▶ **TASK STATEMENT**: Repeat each line of the material below exactly as it appears, minus any pictures.

▶ **RECORD EXCERPTS**:
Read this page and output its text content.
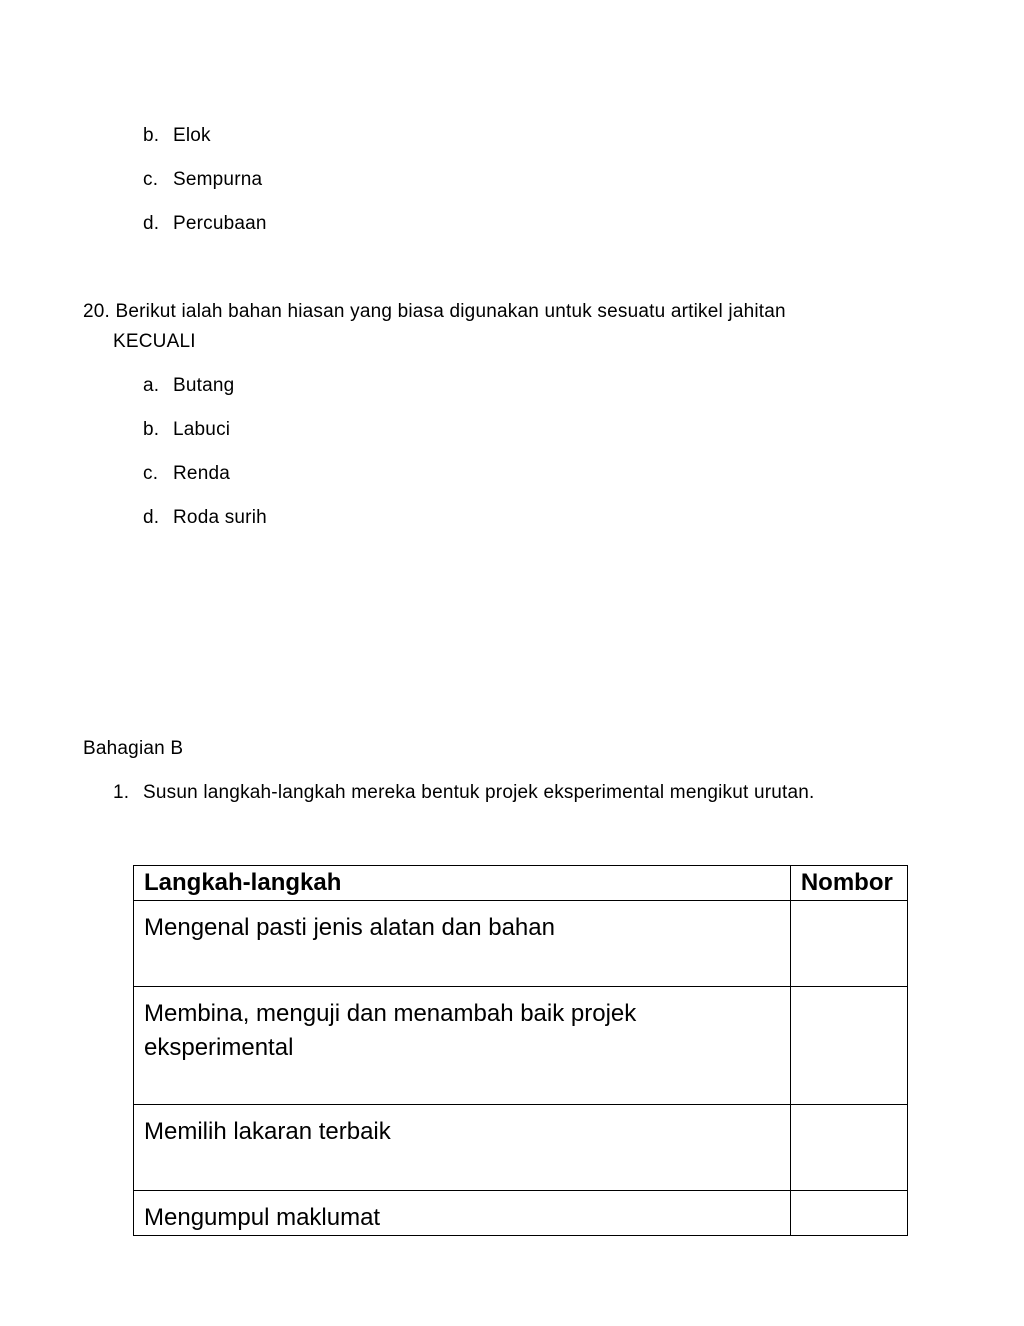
b. Elok
c. Sempurna
d. Percubaan
20. Berikut ialah bahan hiasan yang biasa digunakan untuk sesuatu artikel jahitan
KECUALI
a. Butang
b. Labuci
c. Renda
d. Roda surih
Bahagian B
1. Susun langkah-langkah mereka bentuk projek eksperimental mengikut urutan.
Langkah-langkah	Nombor

Mengenal pasti jenis alatan dan bahan	

Membina, menguji dan menambah baik projek
eksperimental	

Memilih lakaran terbaik	

Mengumpul maklumat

▶ **FINAL RESULT**:
Read this page and output its text content.
b. Elok
c. Sempurna
d. Percubaan
20. Berikut ialah bahan hiasan yang biasa digunakan untuk sesuatu artikel jahitan
KECUALI
a. Butang
b. Labuci
c. Renda
d. Roda surih
Bahagian B
1. Susun langkah-langkah mereka bentuk projek eksperimental mengikut urutan.
Langkah-langkah	Nombor

Mengenal pasti jenis alatan dan bahan	

Membina, menguji dan menambah baik projek
eksperimental	

Memilih lakaran terbaik	

Mengumpul maklumat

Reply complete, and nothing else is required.